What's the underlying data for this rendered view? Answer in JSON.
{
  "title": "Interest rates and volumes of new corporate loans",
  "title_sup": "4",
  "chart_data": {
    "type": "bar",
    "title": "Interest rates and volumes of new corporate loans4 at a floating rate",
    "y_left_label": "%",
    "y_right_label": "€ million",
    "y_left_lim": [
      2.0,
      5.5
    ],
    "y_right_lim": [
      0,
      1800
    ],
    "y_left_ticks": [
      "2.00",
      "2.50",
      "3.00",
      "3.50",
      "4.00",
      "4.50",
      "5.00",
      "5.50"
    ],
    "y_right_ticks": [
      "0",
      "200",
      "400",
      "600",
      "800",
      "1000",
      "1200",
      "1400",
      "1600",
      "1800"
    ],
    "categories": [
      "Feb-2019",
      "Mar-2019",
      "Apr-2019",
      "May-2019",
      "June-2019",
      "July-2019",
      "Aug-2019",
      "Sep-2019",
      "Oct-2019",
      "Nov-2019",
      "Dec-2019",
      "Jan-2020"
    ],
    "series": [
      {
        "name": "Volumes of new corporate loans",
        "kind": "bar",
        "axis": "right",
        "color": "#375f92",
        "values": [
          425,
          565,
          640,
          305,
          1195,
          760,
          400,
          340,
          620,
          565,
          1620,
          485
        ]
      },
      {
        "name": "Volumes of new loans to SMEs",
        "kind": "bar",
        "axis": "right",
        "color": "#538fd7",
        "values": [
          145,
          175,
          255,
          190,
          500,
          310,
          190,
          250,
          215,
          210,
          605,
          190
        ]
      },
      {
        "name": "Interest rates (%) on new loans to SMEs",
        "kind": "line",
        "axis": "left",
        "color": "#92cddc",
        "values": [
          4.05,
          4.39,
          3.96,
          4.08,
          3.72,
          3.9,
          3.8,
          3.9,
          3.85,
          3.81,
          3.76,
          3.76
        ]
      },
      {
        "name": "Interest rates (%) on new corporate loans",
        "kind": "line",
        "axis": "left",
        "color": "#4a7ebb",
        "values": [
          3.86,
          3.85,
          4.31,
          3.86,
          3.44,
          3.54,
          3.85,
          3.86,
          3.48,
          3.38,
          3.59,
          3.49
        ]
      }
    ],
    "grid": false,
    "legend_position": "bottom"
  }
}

◆ ◆ ◆ ◆

## WHAT THE TASK ASKS
Write out the whole listing again, exactly as it stands.

## TASK SOLUTION
What's the underlying data for this rendered view? Answer in JSON.
{
  "title": "Interest rates and volumes of new corporate loans",
  "title_sup": "4",
  "chart_data": {
    "type": "bar",
    "title": "Interest rates and volumes of new corporate loans4 at a floating rate",
    "y_left_label": "%",
    "y_right_label": "€ million",
    "y_left_lim": [
      2.0,
      5.5
    ],
    "y_right_lim": [
      0,
      1800
    ],
    "y_left_ticks": [
      "2.00",
      "2.50",
      "3.00",
      "3.50",
      "4.00",
      "4.50",
      "5.00",
      "5.50"
    ],
    "y_right_ticks": [
      "0",
      "200",
      "400",
      "600",
      "800",
      "1000",
      "1200",
      "1400",
      "1600",
      "1800"
    ],
    "categories": [
      "Feb-2019",
      "Mar-2019",
      "Apr-2019",
      "May-2019",
      "June-2019",
      "July-2019",
      "Aug-2019",
      "Sep-2019",
      "Oct-2019",
      "Nov-2019",
      "Dec-2019",
      "Jan-2020"
    ],
    "series": [
      {
        "name": "Volumes of new corporate loans",
        "kind": "bar",
        "axis": "right",
        "color": "#375f92",
        "values": [
          425,
          565,
          640,
          305,
          1195,
          760,
          400,
          340,
          620,
          565,
          1620,
          485
        ]
      },
      {
        "name": "Volumes of new loans to SMEs",
        "kind": "bar",
        "axis": "right",
        "color": "#538fd7",
        "values": [
          145,
          175,
          255,
          190,
          500,
          310,
          190,
          250,
          215,
          210,
          605,
          190
        ]
      },
      {
        "name": "Interest rates (%) on new loans to SMEs",
        "kind": "line",
        "axis": "left",
        "color": "#92cddc",
        "values": [
          4.05,
          4.39,
          3.96,
          4.08,
          3.72,
          3.9,
          3.8,
          3.9,
          3.85,
          3.81,
          3.76,
          3.76
        ]
      },
      {
        "name": "Interest rates (%) on new corporate loans",
        "kind": "line",
        "axis": "left",
        "color": "#4a7ebb",
        "values": [
          3.86,
          3.85,
          4.31,
          3.86,
          3.44,
          3.54,
          3.85,
          3.86,
          3.48,
          3.38,
          3.59,
          3.49
        ]
      }
    ],
    "grid": false,
    "legend_position": "bottom"
  }
}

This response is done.